[Data extracted from a collection]
.....
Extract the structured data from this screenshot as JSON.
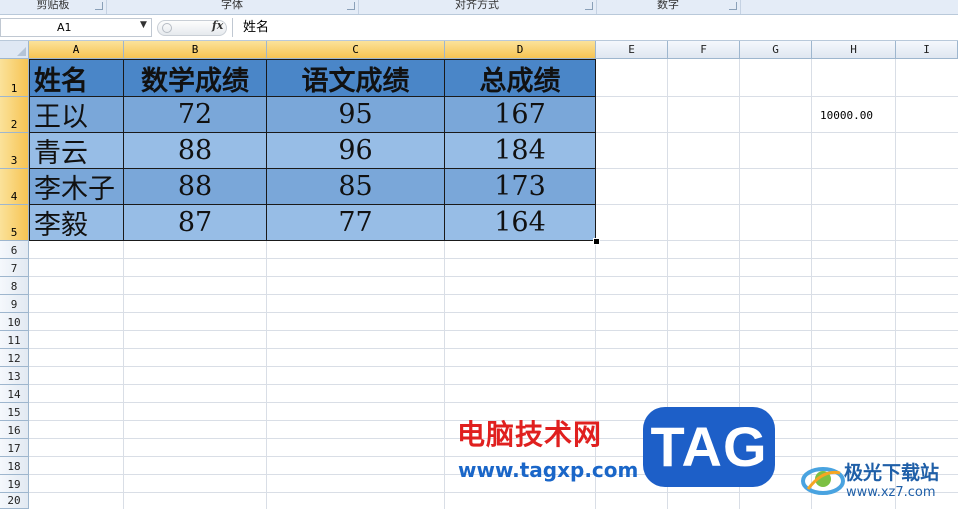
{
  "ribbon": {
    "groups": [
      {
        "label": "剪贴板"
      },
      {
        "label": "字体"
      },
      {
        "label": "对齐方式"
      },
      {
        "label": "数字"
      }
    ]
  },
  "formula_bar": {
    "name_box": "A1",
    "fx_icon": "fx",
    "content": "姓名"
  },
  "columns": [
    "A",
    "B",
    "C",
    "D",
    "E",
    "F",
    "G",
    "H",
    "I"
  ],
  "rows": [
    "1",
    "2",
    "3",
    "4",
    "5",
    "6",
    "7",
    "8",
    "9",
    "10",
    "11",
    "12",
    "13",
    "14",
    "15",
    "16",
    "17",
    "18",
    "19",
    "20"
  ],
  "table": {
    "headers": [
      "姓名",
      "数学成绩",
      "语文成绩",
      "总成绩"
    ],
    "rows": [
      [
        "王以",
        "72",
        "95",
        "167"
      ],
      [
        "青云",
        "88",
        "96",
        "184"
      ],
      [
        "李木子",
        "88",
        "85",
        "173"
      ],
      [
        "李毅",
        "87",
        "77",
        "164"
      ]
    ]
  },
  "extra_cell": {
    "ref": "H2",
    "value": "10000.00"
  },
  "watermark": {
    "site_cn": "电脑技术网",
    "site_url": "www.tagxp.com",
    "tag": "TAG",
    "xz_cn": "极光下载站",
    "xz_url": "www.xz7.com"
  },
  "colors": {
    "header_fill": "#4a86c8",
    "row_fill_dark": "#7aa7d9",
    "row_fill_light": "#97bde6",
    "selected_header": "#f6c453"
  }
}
.....
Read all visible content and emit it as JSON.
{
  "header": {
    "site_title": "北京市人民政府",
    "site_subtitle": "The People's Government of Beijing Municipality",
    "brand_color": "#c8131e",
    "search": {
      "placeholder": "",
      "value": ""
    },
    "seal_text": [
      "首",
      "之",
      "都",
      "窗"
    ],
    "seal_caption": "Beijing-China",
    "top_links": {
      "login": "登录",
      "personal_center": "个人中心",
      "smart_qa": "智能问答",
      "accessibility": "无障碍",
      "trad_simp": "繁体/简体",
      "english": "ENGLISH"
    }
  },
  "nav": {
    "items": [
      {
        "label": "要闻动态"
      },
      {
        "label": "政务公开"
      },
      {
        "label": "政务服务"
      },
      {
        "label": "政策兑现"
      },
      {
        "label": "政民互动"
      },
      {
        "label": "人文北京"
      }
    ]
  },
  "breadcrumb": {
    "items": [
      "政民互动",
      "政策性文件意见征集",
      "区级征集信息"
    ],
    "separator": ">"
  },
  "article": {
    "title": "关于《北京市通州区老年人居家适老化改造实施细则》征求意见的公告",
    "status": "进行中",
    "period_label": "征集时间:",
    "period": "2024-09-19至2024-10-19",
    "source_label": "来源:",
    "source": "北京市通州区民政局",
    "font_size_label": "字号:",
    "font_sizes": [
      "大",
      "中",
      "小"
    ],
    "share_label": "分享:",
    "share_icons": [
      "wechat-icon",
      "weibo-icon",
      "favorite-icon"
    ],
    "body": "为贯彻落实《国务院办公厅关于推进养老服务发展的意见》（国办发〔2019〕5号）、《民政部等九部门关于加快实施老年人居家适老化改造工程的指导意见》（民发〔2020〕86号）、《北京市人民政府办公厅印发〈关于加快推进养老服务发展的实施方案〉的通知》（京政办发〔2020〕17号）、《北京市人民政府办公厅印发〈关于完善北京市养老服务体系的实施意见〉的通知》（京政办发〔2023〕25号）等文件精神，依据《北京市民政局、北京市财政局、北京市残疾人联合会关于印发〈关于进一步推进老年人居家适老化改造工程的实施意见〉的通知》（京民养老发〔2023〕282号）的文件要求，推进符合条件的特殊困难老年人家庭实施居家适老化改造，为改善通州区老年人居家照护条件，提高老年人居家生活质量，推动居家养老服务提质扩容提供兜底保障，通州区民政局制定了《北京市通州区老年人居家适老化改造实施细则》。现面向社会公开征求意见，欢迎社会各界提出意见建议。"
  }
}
.....
### WORK TO DO
All lines of the data above that include the word "content" must be shown.

### RESULT OF THIS EXERCISE
    "content": "姓名"
Read all visible content and emit it as JSON.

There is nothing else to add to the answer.